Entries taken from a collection
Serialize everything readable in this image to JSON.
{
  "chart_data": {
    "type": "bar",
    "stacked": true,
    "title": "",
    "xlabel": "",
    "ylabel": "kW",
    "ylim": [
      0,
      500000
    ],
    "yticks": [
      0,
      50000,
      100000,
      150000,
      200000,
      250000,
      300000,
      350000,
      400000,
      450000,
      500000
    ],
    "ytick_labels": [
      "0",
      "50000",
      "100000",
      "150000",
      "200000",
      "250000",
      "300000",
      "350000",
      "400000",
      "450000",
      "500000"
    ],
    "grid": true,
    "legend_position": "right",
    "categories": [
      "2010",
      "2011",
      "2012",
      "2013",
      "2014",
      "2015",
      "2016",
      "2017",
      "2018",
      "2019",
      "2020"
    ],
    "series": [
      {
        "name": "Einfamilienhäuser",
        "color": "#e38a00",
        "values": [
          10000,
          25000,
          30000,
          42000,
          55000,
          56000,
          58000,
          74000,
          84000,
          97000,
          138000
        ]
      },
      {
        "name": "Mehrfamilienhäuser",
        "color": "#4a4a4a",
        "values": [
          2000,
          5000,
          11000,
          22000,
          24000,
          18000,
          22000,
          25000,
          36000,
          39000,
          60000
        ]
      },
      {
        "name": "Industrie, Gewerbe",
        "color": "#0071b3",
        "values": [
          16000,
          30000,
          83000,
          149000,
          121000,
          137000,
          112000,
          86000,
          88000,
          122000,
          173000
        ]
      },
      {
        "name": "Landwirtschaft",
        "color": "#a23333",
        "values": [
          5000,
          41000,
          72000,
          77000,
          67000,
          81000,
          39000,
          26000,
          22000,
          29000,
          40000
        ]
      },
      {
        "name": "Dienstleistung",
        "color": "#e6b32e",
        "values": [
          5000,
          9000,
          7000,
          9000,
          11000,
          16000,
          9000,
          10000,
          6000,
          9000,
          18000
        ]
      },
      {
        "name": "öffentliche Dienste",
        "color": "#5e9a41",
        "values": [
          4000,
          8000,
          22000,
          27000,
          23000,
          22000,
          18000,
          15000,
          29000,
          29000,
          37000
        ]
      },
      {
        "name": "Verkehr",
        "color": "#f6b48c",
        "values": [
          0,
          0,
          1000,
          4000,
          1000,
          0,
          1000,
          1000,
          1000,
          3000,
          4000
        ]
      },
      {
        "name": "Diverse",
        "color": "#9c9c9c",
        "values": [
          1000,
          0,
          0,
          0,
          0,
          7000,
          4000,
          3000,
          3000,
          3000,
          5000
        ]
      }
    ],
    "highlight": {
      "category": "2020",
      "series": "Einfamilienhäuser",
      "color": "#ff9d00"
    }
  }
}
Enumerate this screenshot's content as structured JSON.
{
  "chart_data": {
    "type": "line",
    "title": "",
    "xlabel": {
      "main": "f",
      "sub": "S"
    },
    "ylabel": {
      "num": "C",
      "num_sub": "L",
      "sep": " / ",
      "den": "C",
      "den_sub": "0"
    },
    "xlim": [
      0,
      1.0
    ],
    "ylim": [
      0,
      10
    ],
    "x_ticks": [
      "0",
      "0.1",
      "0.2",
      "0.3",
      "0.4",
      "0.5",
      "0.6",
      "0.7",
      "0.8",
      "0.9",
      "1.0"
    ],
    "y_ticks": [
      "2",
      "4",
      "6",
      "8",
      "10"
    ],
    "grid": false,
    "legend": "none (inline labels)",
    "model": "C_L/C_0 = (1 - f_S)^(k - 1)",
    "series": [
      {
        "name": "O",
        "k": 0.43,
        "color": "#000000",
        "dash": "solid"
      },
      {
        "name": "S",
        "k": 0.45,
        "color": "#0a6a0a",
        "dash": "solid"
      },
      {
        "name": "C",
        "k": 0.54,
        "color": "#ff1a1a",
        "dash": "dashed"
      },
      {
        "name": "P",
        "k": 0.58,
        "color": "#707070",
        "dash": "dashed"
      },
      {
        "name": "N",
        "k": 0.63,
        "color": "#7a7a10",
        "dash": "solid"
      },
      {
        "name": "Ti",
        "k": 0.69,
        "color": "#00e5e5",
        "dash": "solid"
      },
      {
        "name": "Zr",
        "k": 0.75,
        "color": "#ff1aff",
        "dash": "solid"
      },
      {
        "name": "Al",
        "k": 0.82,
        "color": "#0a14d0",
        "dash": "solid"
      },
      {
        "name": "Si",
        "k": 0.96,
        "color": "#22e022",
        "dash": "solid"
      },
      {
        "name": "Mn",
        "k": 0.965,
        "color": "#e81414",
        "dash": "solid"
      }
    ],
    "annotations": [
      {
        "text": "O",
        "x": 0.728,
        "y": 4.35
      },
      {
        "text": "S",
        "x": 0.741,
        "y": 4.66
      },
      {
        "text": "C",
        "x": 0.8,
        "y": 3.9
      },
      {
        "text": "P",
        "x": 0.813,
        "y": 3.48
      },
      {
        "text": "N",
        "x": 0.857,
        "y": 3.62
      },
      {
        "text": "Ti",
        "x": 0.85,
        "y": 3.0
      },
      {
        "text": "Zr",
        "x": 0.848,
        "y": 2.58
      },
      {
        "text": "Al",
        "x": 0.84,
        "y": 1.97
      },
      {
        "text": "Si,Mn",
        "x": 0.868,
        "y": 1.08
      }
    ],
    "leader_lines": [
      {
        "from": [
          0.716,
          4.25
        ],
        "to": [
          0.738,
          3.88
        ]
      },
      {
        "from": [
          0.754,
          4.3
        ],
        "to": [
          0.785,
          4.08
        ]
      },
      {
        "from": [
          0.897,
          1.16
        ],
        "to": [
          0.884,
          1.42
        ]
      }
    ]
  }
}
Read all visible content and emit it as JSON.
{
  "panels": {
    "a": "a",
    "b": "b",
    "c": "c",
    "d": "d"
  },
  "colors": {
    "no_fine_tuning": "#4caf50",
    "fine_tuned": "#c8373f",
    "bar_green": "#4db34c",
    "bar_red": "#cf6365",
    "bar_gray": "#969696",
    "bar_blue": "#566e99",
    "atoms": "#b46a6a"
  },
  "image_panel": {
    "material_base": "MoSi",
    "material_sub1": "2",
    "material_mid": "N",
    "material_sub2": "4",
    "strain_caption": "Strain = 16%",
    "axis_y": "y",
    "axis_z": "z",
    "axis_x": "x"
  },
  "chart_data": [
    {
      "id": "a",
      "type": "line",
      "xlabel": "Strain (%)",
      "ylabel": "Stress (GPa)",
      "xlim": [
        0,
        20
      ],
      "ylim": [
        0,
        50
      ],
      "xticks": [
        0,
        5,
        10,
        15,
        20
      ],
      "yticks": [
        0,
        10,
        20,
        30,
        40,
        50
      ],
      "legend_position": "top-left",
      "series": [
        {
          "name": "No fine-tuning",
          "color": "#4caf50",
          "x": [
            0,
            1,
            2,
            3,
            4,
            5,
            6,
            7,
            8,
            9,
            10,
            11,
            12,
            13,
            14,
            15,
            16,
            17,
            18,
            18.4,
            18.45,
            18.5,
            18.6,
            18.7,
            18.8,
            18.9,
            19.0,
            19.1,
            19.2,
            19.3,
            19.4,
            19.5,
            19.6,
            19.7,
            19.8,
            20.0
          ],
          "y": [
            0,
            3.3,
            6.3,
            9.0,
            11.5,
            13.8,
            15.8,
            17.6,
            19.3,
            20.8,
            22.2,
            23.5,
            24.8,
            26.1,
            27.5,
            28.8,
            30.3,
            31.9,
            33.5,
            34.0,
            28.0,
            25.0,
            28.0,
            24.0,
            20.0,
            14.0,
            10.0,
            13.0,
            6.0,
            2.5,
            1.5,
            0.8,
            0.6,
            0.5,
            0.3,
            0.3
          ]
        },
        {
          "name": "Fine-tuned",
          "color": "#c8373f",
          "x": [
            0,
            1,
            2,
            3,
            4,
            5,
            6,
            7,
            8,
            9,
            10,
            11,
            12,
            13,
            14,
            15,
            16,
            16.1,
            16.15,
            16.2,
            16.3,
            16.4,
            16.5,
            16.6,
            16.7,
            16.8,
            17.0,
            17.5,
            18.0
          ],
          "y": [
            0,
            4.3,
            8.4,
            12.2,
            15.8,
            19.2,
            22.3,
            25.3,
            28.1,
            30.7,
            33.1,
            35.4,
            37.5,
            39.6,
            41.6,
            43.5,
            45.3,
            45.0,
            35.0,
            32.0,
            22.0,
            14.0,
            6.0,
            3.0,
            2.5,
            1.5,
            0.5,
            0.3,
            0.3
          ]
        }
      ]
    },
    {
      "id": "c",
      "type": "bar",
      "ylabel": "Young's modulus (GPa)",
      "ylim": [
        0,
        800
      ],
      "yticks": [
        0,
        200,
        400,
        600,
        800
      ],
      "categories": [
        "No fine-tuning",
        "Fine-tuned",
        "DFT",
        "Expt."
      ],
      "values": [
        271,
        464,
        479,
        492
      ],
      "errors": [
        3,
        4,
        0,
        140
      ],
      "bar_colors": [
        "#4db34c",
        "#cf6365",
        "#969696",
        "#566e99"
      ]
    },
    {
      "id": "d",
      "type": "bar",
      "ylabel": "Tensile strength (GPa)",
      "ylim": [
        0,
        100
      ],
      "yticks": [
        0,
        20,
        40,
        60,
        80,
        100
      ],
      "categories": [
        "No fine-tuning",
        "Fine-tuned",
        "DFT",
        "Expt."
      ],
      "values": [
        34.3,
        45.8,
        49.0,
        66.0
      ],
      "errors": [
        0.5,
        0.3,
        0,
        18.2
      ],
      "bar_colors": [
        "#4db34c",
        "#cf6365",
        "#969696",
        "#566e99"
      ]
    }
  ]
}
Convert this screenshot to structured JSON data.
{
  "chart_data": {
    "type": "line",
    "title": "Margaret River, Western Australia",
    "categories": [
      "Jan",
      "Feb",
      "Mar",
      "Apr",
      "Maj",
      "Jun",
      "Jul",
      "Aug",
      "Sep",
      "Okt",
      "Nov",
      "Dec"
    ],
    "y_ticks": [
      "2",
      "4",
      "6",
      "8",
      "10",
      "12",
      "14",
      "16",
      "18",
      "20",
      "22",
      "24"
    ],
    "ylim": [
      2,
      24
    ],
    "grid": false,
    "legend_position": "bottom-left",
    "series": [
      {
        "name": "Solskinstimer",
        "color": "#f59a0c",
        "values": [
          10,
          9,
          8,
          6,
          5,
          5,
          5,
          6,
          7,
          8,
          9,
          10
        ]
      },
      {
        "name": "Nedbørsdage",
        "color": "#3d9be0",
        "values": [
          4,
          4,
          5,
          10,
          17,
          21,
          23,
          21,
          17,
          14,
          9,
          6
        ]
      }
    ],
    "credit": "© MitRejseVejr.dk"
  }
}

__What is asked__.
Every line that holds the string "Strain" should be returned.

__Task response__.
    "strain_caption": "Strain = 16%",
      "xlabel": "Strain (%)",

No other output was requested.